TASK BRIEF
Copy, from the entries below, each line in which the string "ENCLOSURE" appears.

──────── DATA TO PROCESS ────────

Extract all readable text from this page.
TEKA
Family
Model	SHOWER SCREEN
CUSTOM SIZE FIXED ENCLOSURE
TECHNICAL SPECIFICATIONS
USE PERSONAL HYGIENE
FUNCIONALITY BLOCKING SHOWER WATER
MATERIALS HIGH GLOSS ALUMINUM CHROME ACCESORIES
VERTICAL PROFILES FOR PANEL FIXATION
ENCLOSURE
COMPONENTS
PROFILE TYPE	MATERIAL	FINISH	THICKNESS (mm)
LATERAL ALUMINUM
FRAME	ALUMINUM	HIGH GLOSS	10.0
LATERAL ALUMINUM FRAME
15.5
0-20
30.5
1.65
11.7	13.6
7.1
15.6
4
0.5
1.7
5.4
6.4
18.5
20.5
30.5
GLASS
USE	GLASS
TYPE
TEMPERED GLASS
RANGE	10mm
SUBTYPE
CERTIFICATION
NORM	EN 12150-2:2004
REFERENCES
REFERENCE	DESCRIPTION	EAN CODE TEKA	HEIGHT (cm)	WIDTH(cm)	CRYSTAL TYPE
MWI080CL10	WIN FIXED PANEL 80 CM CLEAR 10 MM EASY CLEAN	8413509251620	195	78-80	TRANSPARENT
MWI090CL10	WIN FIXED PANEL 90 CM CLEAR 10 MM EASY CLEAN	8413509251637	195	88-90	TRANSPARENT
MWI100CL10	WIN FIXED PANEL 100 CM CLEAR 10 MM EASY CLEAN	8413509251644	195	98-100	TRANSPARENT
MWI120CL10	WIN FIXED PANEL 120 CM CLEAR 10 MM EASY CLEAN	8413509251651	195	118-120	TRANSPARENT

────────

FULL RESPONSE
CUSTOM SIZE FIXED ENCLOSURE
ENCLOSURE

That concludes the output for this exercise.